- _Questions to answer_:
**A)** In the New Year post about beliefs and feelings, what name did Albert Ellis give to the three common unhelpful beliefs?
**B)** Continue the New Year post about beliefs and feelings from its last sentence.

- _Provided passage_:

---------------

Happy New Year.
While it would be nice to think that because our calendar has ticked over to a new number we can expect something new from the world, I think we learnt last year that pandemics don’t really know about calendars.
Lately things haven’t gotten easier ‘out there’, but, luckily most of what makes us happy or sad isn’t ‘out there’ anyway, it’s ‘inside here’ – in our head-heart/mind-body being.
As humans we are ‘meaning making machines’ – when we see something we have to create a story that explains it, without even thinking about it. As a result, we can see the same thing in the external world as the person standing next to us, but create a completely different understanding of it.
The meanings we make are generated by the beliefs we carry, some unique to us, and some coming from our culture. From beliefs we make meaning of our surroundings, and from these meanings come our feelings.
I mention all of this because the sheerlevel of feelings right now is a bit tiring, isn’t it?
In between normal stuff online we wander into people (strangers) trying to convince each other of opposite meanings about the same things with a life-or-death energy.
So, in the name of ‘being OK’ (not advancing to a new level of consciousness, or being your best self, just ‘OK’), I would like to share something that has helped me create meanings that are a bit calmer.
It is this interesting theory from a guy called Albert Ellis, one of the grandfathers of Cognitive Behavioural Therapy. He said that there were some common ‘unuseful’ beliefs in the western culture that were at the root of much misery and they are:
“I must do well. You must treat me well. The world must be easy”.
Ellis called these ‘Mustabation’. (I know it is a bit naughty, but it will help you remember them).

---------------

- _Available data_:
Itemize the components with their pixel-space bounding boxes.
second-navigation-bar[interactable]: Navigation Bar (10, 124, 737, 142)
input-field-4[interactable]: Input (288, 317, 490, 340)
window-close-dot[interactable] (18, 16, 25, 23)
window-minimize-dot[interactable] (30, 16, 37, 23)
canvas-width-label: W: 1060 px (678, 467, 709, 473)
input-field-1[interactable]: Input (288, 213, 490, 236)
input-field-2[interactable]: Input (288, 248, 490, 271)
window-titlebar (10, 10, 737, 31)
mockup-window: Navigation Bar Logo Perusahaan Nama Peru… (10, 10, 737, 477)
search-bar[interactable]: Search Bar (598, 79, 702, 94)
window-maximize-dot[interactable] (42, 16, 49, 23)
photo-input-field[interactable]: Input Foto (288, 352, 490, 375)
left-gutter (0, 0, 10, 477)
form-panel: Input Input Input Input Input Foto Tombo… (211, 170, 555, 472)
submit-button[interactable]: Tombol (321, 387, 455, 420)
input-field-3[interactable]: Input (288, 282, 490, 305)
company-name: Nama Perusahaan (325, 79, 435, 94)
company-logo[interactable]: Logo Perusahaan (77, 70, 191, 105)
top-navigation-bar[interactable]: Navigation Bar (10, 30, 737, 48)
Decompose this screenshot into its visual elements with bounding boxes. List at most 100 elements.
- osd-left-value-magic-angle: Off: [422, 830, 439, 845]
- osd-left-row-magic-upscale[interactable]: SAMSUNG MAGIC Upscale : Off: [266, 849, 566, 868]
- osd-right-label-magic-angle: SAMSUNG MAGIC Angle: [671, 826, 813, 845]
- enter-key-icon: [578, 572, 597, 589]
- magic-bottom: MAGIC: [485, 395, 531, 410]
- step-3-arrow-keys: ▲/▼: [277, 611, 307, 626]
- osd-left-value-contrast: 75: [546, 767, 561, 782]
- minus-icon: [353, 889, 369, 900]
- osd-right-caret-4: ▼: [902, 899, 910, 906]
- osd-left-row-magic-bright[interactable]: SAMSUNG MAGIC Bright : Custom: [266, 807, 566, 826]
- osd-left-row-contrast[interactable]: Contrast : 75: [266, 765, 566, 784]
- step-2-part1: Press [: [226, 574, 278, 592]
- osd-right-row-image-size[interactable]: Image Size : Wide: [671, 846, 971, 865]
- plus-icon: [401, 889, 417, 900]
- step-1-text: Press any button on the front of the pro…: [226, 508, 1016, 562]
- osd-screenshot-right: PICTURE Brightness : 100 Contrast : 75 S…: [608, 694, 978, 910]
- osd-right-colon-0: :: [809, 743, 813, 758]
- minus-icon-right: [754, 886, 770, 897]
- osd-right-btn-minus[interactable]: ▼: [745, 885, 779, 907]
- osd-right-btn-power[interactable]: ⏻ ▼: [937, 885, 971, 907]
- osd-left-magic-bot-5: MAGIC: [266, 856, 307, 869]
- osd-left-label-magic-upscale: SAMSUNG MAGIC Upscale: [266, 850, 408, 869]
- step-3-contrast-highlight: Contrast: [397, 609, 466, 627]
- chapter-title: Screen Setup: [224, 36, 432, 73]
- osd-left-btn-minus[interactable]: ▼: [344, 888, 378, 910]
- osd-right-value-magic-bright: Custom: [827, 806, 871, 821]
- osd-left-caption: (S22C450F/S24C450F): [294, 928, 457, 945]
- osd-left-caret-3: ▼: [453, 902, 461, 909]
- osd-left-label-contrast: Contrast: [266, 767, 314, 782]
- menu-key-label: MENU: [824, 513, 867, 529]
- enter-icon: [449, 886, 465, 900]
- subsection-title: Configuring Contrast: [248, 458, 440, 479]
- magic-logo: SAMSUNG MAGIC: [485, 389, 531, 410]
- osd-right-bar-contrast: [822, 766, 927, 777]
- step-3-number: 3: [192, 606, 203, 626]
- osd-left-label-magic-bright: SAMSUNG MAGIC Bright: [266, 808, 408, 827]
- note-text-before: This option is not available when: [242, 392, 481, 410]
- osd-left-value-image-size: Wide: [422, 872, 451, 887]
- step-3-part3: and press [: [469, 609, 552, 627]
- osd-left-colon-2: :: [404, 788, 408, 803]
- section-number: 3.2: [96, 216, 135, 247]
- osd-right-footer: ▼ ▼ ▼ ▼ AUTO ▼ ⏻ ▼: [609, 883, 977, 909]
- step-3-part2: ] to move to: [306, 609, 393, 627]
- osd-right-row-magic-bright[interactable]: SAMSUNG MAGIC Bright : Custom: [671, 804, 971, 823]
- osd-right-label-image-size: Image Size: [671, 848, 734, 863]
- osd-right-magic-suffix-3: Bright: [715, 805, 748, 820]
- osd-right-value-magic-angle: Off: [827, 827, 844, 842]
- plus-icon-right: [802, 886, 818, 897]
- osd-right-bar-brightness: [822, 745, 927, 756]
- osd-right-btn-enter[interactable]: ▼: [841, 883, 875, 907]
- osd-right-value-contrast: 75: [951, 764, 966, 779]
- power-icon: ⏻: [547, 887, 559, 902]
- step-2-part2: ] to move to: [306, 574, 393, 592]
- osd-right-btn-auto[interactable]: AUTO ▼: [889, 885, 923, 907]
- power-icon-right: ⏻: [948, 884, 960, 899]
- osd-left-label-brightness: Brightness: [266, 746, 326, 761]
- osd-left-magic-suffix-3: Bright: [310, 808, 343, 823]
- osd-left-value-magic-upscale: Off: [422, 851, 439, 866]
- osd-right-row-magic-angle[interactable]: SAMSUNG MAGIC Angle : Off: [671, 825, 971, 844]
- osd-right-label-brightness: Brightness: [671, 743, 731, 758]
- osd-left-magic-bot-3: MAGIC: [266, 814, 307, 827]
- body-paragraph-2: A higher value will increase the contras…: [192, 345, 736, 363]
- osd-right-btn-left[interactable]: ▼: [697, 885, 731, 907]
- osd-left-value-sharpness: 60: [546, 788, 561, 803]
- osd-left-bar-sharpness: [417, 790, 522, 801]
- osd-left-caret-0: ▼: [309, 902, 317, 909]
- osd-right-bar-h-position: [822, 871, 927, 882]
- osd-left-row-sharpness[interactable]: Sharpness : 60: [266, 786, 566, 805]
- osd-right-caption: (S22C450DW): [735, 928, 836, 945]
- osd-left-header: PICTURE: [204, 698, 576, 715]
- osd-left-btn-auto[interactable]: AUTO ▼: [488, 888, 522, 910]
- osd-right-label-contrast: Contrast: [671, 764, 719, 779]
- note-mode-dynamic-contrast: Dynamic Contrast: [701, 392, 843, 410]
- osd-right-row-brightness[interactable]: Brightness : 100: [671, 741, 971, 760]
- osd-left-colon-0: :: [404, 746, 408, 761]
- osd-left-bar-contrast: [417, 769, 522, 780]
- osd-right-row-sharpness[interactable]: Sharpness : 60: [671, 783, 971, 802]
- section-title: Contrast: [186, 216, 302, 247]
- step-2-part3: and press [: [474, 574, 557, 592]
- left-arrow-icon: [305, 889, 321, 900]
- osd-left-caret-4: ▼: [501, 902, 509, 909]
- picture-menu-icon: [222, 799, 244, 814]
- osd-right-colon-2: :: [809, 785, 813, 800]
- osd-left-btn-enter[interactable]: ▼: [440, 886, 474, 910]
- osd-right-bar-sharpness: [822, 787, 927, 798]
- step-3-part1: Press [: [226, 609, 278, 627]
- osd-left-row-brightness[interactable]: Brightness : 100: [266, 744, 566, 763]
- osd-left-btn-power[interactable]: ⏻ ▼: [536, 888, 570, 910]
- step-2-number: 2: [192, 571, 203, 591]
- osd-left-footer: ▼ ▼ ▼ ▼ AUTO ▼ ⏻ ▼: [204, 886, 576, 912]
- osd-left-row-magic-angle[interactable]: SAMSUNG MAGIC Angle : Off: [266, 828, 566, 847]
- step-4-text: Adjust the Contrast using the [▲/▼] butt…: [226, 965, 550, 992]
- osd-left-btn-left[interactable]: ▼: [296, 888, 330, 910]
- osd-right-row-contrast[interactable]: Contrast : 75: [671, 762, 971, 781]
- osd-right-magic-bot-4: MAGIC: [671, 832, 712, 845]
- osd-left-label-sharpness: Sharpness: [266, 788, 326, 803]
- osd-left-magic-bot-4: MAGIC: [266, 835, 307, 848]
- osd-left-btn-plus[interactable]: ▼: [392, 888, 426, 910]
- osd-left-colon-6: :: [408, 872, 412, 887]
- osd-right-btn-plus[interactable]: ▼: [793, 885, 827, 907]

---------------

- _Written responses_:
**A)** 'Mustabation'

**B)**
They are not ‘conscious beliefs’, they are common in the culture, so no one really notices them.
Here is an alternative view from physics:
“We live in an entropic universe, where there is more disorder than order.”
What does this mean?
You can’t easily put the toothpaste back into the tube. You can’t expect molecules of steam to spontaneously come back together into a ball of water. If you release a bunch of cats into a field, good luck getting them back in the box.
The Second Law of Thermodynamics basically says there are actually more ways to mess up than not, so the world is not always easy and people will not always treat you well.
It is quite possible their own lives are going through mess and that they are not perfect.
And, you can’t always do well, because you are also not perfect! Gasp!
Within this disordering is what Buddha called ‘suffering’.
So you are not perfect, and trying to be perfect is exhausting.
Life and other humans are also not perfect. But we can be ‘good enough’ and ‘OK’.
For Buddhists, the response to ‘suffering’ is to have compassion. Something that they say you should apply to yourself as much as to others.
When you are feeling messy, forgive yourself. When you are not striving, it is OK to just BE. You are already good enough.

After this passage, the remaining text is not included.